## Exercise prompt
Every line that contains the word "treatment" should be copied.
--- BEGIN Available data ---
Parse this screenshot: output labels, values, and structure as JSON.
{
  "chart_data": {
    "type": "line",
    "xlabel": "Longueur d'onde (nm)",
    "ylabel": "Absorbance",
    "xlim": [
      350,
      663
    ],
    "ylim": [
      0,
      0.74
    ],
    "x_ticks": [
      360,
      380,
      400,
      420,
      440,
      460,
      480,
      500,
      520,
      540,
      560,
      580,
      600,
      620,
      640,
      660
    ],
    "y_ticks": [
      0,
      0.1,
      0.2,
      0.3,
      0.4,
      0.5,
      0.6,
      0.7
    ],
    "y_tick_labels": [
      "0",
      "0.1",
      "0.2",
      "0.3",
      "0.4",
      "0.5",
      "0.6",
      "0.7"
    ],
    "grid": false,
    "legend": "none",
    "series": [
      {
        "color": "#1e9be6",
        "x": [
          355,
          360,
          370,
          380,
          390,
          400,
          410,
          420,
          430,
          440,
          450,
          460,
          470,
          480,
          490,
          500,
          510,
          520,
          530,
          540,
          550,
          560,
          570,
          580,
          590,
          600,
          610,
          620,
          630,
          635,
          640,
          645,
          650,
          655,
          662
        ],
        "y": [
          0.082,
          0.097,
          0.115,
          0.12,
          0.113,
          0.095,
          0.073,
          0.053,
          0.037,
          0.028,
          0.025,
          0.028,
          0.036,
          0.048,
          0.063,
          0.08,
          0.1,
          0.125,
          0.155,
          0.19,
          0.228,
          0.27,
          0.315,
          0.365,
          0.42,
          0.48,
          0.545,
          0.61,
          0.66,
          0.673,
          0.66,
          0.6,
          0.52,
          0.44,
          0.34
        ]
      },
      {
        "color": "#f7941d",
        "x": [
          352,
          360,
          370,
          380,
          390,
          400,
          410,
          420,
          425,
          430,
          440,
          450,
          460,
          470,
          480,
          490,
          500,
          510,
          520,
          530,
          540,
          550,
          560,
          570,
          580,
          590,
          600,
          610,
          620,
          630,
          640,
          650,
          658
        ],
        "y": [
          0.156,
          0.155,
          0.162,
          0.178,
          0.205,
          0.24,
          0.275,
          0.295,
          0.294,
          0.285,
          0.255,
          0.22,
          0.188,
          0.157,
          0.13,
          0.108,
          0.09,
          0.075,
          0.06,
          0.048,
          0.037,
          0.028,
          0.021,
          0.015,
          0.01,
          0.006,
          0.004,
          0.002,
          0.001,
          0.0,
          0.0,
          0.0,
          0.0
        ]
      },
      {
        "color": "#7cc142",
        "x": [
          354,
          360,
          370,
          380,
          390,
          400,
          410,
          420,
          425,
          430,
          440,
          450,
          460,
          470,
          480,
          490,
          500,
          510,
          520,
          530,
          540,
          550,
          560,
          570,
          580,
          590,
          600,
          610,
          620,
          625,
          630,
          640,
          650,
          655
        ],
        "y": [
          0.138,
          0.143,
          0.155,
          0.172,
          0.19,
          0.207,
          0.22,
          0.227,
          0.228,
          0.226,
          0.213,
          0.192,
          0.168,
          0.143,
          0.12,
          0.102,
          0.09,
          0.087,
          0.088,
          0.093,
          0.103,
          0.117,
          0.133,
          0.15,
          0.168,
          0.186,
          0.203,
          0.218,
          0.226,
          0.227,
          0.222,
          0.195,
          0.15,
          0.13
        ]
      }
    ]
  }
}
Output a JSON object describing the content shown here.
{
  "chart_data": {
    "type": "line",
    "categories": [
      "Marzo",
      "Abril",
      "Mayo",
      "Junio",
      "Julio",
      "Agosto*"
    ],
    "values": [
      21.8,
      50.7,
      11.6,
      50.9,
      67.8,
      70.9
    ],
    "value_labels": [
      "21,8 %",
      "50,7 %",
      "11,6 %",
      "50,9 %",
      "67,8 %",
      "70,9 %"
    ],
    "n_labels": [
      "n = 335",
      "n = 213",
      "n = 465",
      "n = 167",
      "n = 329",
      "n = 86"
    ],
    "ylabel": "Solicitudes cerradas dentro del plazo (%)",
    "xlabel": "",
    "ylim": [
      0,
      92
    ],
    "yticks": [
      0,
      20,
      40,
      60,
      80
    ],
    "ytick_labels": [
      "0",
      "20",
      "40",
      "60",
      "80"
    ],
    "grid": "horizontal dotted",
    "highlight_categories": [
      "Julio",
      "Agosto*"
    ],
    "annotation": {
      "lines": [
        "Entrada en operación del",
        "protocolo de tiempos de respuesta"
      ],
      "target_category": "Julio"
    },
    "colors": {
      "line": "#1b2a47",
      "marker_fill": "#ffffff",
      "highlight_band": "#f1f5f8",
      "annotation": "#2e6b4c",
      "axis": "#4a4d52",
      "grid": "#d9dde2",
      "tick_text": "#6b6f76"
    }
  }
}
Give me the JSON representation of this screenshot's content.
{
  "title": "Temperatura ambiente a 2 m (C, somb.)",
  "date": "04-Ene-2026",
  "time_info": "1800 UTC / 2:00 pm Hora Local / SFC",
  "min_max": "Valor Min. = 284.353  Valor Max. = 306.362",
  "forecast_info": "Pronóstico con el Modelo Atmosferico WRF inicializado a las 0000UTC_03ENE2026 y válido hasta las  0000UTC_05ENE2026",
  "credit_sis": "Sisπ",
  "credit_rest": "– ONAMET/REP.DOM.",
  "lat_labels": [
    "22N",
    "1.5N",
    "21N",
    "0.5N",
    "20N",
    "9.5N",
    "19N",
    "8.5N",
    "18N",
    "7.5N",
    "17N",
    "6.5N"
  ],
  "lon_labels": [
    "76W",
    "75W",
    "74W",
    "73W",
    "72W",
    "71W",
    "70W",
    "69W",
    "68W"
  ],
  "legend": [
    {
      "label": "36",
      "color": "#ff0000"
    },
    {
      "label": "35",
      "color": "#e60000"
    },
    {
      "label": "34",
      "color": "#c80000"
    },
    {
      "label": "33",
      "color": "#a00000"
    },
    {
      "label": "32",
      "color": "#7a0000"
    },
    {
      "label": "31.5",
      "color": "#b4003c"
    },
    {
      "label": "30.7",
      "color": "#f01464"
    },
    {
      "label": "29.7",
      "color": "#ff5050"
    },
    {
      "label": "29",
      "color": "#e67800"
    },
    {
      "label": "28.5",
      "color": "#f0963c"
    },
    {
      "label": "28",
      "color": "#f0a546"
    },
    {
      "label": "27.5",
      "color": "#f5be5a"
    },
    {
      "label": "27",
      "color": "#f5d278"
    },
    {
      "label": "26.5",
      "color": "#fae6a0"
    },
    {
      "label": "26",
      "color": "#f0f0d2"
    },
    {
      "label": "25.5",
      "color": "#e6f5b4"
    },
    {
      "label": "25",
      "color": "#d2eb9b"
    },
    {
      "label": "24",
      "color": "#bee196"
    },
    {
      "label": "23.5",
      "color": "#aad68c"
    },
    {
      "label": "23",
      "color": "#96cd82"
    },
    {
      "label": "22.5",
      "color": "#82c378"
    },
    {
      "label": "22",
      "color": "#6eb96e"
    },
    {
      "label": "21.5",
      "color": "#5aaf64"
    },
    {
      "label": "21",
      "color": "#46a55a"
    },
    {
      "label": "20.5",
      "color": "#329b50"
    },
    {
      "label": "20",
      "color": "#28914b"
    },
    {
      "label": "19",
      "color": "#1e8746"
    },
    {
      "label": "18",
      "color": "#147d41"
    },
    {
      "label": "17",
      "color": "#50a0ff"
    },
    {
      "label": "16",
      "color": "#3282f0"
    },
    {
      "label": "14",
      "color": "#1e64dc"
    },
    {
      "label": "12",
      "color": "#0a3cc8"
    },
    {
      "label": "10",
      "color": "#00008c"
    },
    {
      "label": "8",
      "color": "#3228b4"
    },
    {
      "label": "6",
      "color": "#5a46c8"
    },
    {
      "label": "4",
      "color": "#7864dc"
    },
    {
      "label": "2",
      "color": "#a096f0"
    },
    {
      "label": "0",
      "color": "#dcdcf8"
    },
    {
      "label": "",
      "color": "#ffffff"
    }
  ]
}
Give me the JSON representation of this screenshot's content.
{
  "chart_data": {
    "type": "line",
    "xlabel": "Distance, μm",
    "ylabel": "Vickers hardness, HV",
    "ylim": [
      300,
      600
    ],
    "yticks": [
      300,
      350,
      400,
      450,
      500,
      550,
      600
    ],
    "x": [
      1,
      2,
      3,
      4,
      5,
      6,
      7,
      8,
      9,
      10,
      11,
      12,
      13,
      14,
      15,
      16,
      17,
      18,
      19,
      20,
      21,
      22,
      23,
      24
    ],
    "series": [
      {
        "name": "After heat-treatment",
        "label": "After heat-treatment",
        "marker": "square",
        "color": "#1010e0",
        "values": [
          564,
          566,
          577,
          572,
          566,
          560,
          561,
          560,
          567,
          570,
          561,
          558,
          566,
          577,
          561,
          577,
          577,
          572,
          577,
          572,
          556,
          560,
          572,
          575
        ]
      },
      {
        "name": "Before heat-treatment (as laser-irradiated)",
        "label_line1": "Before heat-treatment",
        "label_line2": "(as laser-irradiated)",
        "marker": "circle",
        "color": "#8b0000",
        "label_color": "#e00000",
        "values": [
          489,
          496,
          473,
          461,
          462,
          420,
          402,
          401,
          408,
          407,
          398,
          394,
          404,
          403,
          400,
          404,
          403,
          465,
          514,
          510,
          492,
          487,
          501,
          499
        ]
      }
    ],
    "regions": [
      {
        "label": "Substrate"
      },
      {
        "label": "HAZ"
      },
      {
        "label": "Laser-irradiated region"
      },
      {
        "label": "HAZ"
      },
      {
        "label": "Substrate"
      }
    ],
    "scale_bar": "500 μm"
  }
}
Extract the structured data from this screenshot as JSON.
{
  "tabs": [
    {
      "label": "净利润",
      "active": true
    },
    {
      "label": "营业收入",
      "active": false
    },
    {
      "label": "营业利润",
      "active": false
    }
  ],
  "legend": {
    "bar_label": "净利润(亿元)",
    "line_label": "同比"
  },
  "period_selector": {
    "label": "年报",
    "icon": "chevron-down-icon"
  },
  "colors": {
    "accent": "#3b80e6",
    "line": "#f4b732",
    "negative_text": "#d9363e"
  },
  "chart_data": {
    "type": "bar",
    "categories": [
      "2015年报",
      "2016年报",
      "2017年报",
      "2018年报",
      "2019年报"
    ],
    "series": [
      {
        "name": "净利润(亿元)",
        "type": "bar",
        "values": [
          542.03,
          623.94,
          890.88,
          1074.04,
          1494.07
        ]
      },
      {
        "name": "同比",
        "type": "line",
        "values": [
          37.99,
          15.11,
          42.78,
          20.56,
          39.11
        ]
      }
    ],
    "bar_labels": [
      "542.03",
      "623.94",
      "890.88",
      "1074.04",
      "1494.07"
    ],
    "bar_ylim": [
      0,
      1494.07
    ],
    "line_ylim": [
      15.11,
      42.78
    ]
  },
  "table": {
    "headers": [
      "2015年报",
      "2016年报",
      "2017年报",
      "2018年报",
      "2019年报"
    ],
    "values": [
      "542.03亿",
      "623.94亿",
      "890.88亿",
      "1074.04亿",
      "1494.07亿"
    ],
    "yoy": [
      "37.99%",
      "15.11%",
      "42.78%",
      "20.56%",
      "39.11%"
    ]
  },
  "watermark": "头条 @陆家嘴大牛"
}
--- END Available data ---
## The completed task
        "name": "After heat-treatment",
        "label": "After heat-treatment",
        "name": "Before heat-treatment (as laser-irradiated)",
        "label_line1": "Before heat-treatment",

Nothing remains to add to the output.